#### ITEMS:
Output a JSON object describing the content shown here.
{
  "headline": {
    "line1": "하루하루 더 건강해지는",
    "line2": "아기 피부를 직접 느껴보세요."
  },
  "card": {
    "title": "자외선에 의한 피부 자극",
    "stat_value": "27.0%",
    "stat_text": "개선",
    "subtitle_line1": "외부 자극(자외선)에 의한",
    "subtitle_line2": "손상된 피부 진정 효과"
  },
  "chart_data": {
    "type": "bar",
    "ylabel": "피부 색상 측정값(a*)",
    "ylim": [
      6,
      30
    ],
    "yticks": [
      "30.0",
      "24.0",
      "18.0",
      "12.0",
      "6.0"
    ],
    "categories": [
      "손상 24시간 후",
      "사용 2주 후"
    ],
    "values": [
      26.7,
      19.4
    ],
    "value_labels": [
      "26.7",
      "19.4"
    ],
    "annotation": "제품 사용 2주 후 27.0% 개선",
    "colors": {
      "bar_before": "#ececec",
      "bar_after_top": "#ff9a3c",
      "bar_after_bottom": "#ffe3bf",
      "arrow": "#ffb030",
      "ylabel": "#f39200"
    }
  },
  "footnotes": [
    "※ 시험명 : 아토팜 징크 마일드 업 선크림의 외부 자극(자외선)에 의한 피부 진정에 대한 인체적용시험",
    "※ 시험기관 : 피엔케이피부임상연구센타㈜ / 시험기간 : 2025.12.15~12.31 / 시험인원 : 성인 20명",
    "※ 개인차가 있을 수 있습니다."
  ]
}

#### CHALLENGE:
Provide an exact reproduction of all the entries shown above.

#### ANSWER TO THIS EXERCISE:
Output a JSON object describing the content shown here.
{
  "headline": {
    "line1": "하루하루 더 건강해지는",
    "line2": "아기 피부를 직접 느껴보세요."
  },
  "card": {
    "title": "자외선에 의한 피부 자극",
    "stat_value": "27.0%",
    "stat_text": "개선",
    "subtitle_line1": "외부 자극(자외선)에 의한",
    "subtitle_line2": "손상된 피부 진정 효과"
  },
  "chart_data": {
    "type": "bar",
    "ylabel": "피부 색상 측정값(a*)",
    "ylim": [
      6,
      30
    ],
    "yticks": [
      "30.0",
      "24.0",
      "18.0",
      "12.0",
      "6.0"
    ],
    "categories": [
      "손상 24시간 후",
      "사용 2주 후"
    ],
    "values": [
      26.7,
      19.4
    ],
    "value_labels": [
      "26.7",
      "19.4"
    ],
    "annotation": "제품 사용 2주 후 27.0% 개선",
    "colors": {
      "bar_before": "#ececec",
      "bar_after_top": "#ff9a3c",
      "bar_after_bottom": "#ffe3bf",
      "arrow": "#ffb030",
      "ylabel": "#f39200"
    }
  },
  "footnotes": [
    "※ 시험명 : 아토팜 징크 마일드 업 선크림의 외부 자극(자외선)에 의한 피부 진정에 대한 인체적용시험",
    "※ 시험기관 : 피엔케이피부임상연구센타㈜ / 시험기간 : 2025.12.15~12.31 / 시험인원 : 성인 20명",
    "※ 개인차가 있을 수 있습니다."
  ]
}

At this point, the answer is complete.